-- begin --
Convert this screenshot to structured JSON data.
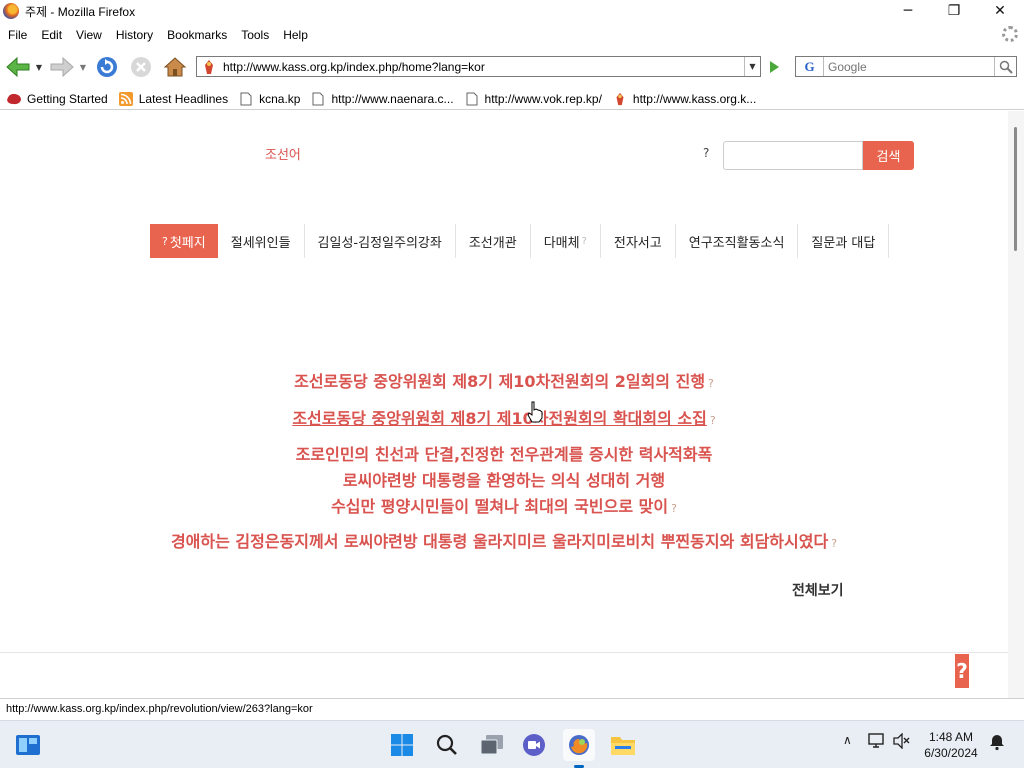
{
  "window": {
    "title": "주제 - Mozilla Firefox",
    "minimize_glyph": "─",
    "maximize_glyph": "❐",
    "close_glyph": "✕"
  },
  "menu": [
    "File",
    "Edit",
    "View",
    "History",
    "Bookmarks",
    "Tools",
    "Help"
  ],
  "navbar": {
    "url": "http://www.kass.org.kp/index.php/home?lang=kor",
    "search_placeholder": "Google",
    "search_engine_glyph": "G"
  },
  "bookmarks": [
    {
      "label": "Getting Started",
      "icon": "firefox-bookmark-icon"
    },
    {
      "label": "Latest Headlines",
      "icon": "rss-icon"
    },
    {
      "label": "kcna.kp",
      "icon": "page-icon"
    },
    {
      "label": "http://www.naenara.c...",
      "icon": "page-icon"
    },
    {
      "label": "http://www.vok.rep.kp/",
      "icon": "page-icon"
    },
    {
      "label": "http://www.kass.org.k...",
      "icon": "site-favicon"
    }
  ],
  "page": {
    "language_link": "조선어",
    "search_help": "?",
    "search_button": "검색",
    "nav": [
      {
        "label": "첫페지",
        "prefix": "?",
        "active": true
      },
      {
        "label": "절세위인들"
      },
      {
        "label": "김일성-김정일주의강좌"
      },
      {
        "label": "조선개관"
      },
      {
        "label": "다매체",
        "suffix": "?"
      },
      {
        "label": "전자서고"
      },
      {
        "label": "연구조직활동소식"
      },
      {
        "label": "질문과 대답"
      }
    ],
    "news": [
      {
        "text": "조선로동당 중앙위원회 제8기 제10차전원회의 2일회의 진행",
        "q": "?"
      },
      {
        "text": "조선로동당 중앙위원회 제8기 제10차전원회의 확대회의 소집",
        "q": "?",
        "underline": true
      },
      {
        "text": "조로인민의 친선과 단결,진정한 전우관계를 증시한 력사적화폭",
        "q": ""
      },
      {
        "text": "로씨야련방 대통령을 환영하는 의식 성대히 거행",
        "q": ""
      },
      {
        "text": "수십만 평양시민들이 떨쳐나 최대의 국빈으로 맞이",
        "q": "?"
      },
      {
        "text": "경애하는 김정은동지께서 로씨야련방 대통령 울라지미르 울라지미로비치 뿌찐동지와 회담하시였다",
        "q": "?"
      }
    ],
    "view_all": "전체보기",
    "to_top": "?"
  },
  "status_text": "http://www.kass.org.kp/index.php/revolution/view/263?lang=kor",
  "taskbar": {
    "time": "1:48 AM",
    "date": "6/30/2024",
    "tray_chevron": "∧"
  },
  "colors": {
    "accent": "#e8644f",
    "news_red": "#d9534f"
  }
}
-- end --
GIVEN TASK
Repeat the material above in full and unchanged, minus its images.

COMPLETE RESPONSE
Convert this screenshot to structured JSON data.
{
  "window": {
    "title": "주제 - Mozilla Firefox",
    "minimize_glyph": "─",
    "maximize_glyph": "❐",
    "close_glyph": "✕"
  },
  "menu": [
    "File",
    "Edit",
    "View",
    "History",
    "Bookmarks",
    "Tools",
    "Help"
  ],
  "navbar": {
    "url": "http://www.kass.org.kp/index.php/home?lang=kor",
    "search_placeholder": "Google",
    "search_engine_glyph": "G"
  },
  "bookmarks": [
    {
      "label": "Getting Started",
      "icon": "firefox-bookmark-icon"
    },
    {
      "label": "Latest Headlines",
      "icon": "rss-icon"
    },
    {
      "label": "kcna.kp",
      "icon": "page-icon"
    },
    {
      "label": "http://www.naenara.c...",
      "icon": "page-icon"
    },
    {
      "label": "http://www.vok.rep.kp/",
      "icon": "page-icon"
    },
    {
      "label": "http://www.kass.org.k...",
      "icon": "site-favicon"
    }
  ],
  "page": {
    "language_link": "조선어",
    "search_help": "?",
    "search_button": "검색",
    "nav": [
      {
        "label": "첫페지",
        "prefix": "?",
        "active": true
      },
      {
        "label": "절세위인들"
      },
      {
        "label": "김일성-김정일주의강좌"
      },
      {
        "label": "조선개관"
      },
      {
        "label": "다매체",
        "suffix": "?"
      },
      {
        "label": "전자서고"
      },
      {
        "label": "연구조직활동소식"
      },
      {
        "label": "질문과 대답"
      }
    ],
    "news": [
      {
        "text": "조선로동당 중앙위원회 제8기 제10차전원회의 2일회의 진행",
        "q": "?"
      },
      {
        "text": "조선로동당 중앙위원회 제8기 제10차전원회의 확대회의 소집",
        "q": "?",
        "underline": true
      },
      {
        "text": "조로인민의 친선과 단결,진정한 전우관계를 증시한 력사적화폭",
        "q": ""
      },
      {
        "text": "로씨야련방 대통령을 환영하는 의식 성대히 거행",
        "q": ""
      },
      {
        "text": "수십만 평양시민들이 떨쳐나 최대의 국빈으로 맞이",
        "q": "?"
      },
      {
        "text": "경애하는 김정은동지께서 로씨야련방 대통령 울라지미르 울라지미로비치 뿌찐동지와 회담하시였다",
        "q": "?"
      }
    ],
    "view_all": "전체보기",
    "to_top": "?"
  },
  "status_text": "http://www.kass.org.kp/index.php/revolution/view/263?lang=kor",
  "taskbar": {
    "time": "1:48 AM",
    "date": "6/30/2024",
    "tray_chevron": "∧"
  },
  "colors": {
    "accent": "#e8644f",
    "news_red": "#d9534f"
  }
}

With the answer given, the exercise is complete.